• _Exercise brief_
Please give the listing again, word for word, with nothing left out.
+===+
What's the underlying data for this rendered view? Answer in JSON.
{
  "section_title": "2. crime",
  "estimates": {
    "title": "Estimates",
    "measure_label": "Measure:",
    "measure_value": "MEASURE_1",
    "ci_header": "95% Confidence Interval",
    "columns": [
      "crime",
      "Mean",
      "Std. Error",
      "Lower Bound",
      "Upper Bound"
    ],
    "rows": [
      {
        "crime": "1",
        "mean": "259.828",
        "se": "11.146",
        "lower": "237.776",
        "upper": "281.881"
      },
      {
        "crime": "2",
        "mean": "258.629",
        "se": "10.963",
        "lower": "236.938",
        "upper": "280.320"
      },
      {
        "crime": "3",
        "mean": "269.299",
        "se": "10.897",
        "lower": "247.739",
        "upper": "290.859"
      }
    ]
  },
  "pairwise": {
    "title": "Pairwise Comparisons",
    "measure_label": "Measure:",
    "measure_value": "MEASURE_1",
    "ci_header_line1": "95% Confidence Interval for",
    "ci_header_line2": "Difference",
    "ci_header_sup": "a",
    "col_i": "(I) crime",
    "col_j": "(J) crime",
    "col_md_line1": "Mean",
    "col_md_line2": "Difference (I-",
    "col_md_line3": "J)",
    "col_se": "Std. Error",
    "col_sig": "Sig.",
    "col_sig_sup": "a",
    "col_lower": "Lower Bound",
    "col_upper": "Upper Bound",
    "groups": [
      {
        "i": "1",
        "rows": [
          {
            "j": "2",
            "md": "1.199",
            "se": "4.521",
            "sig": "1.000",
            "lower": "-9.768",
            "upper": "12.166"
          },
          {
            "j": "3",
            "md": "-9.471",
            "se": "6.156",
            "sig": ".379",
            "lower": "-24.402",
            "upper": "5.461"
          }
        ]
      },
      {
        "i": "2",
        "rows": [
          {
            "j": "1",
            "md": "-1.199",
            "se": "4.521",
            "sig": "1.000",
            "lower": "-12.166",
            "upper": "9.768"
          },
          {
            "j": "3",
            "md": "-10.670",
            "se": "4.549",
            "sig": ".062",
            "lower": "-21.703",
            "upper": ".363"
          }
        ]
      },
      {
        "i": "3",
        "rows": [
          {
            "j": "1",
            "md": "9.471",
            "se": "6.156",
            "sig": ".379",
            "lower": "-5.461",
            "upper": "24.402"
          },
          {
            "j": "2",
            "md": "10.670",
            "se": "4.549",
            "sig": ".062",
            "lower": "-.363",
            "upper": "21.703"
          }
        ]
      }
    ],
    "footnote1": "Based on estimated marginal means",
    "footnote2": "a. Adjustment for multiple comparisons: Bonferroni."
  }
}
+===+
• _Solution to the exercise_
What's the underlying data for this rendered view? Answer in JSON.
{
  "section_title": "2. crime",
  "estimates": {
    "title": "Estimates",
    "measure_label": "Measure:",
    "measure_value": "MEASURE_1",
    "ci_header": "95% Confidence Interval",
    "columns": [
      "crime",
      "Mean",
      "Std. Error",
      "Lower Bound",
      "Upper Bound"
    ],
    "rows": [
      {
        "crime": "1",
        "mean": "259.828",
        "se": "11.146",
        "lower": "237.776",
        "upper": "281.881"
      },
      {
        "crime": "2",
        "mean": "258.629",
        "se": "10.963",
        "lower": "236.938",
        "upper": "280.320"
      },
      {
        "crime": "3",
        "mean": "269.299",
        "se": "10.897",
        "lower": "247.739",
        "upper": "290.859"
      }
    ]
  },
  "pairwise": {
    "title": "Pairwise Comparisons",
    "measure_label": "Measure:",
    "measure_value": "MEASURE_1",
    "ci_header_line1": "95% Confidence Interval for",
    "ci_header_line2": "Difference",
    "ci_header_sup": "a",
    "col_i": "(I) crime",
    "col_j": "(J) crime",
    "col_md_line1": "Mean",
    "col_md_line2": "Difference (I-",
    "col_md_line3": "J)",
    "col_se": "Std. Error",
    "col_sig": "Sig.",
    "col_sig_sup": "a",
    "col_lower": "Lower Bound",
    "col_upper": "Upper Bound",
    "groups": [
      {
        "i": "1",
        "rows": [
          {
            "j": "2",
            "md": "1.199",
            "se": "4.521",
            "sig": "1.000",
            "lower": "-9.768",
            "upper": "12.166"
          },
          {
            "j": "3",
            "md": "-9.471",
            "se": "6.156",
            "sig": ".379",
            "lower": "-24.402",
            "upper": "5.461"
          }
        ]
      },
      {
        "i": "2",
        "rows": [
          {
            "j": "1",
            "md": "-1.199",
            "se": "4.521",
            "sig": "1.000",
            "lower": "-12.166",
            "upper": "9.768"
          },
          {
            "j": "3",
            "md": "-10.670",
            "se": "4.549",
            "sig": ".062",
            "lower": "-21.703",
            "upper": ".363"
          }
        ]
      },
      {
        "i": "3",
        "rows": [
          {
            "j": "1",
            "md": "9.471",
            "se": "6.156",
            "sig": ".379",
            "lower": "-5.461",
            "upper": "24.402"
          },
          {
            "j": "2",
            "md": "10.670",
            "se": "4.549",
            "sig": ".062",
            "lower": "-.363",
            "upper": "21.703"
          }
        ]
      }
    ],
    "footnote1": "Based on estimated marginal means",
    "footnote2": "a. Adjustment for multiple comparisons: Bonferroni."
  }
}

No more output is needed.